TASK
Select every line containing the word "botón" from the material, and copy those lines.

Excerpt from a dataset
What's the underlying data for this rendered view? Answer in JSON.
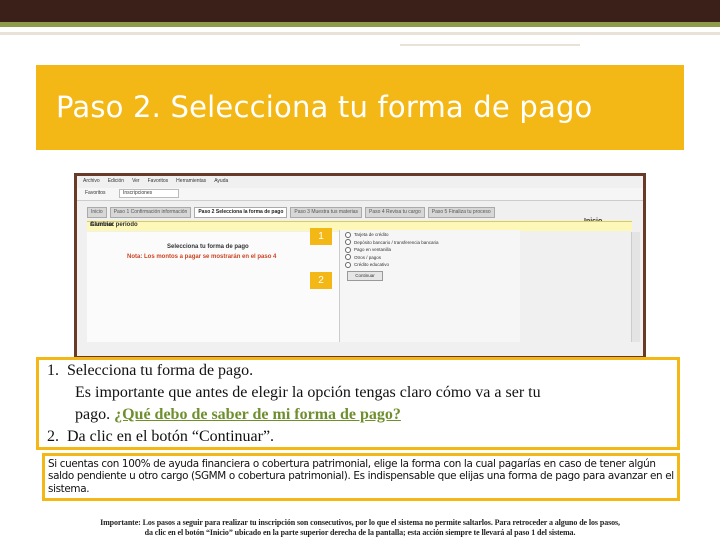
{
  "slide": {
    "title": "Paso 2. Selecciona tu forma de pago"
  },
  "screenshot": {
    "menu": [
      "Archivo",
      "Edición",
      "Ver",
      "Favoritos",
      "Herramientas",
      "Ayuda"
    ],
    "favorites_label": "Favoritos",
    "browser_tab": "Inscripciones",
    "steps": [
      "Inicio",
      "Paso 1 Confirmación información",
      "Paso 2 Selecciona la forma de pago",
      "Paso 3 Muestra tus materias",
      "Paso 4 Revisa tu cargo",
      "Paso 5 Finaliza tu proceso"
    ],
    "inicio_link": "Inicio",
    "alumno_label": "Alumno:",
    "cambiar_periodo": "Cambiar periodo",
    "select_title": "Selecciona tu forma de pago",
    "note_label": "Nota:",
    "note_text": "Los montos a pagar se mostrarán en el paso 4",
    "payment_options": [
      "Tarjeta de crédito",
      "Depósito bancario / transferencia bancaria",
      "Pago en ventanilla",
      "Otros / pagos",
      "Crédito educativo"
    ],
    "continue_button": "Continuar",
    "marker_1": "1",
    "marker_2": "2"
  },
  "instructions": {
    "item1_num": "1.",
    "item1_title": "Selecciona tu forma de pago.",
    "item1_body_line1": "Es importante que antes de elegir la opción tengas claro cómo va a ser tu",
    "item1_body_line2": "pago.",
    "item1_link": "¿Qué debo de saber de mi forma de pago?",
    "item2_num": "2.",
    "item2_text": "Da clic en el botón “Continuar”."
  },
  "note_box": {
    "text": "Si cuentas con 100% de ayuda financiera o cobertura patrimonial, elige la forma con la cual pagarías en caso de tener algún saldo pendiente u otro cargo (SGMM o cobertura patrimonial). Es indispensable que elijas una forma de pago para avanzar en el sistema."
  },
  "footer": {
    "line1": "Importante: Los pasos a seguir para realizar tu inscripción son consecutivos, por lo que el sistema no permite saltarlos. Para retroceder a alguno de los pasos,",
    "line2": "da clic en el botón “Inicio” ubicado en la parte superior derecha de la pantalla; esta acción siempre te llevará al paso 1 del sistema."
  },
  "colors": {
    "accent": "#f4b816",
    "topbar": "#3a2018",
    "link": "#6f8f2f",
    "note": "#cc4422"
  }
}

EXERCISE SOLUTION
    "item2_text": "Da clic en el botón “Continuar”."
    "line2": "da clic en el botón “Inicio” ubicado en la parte superior derecha de la pantalla; esta acción siempre te llevará al paso 1 del sistema."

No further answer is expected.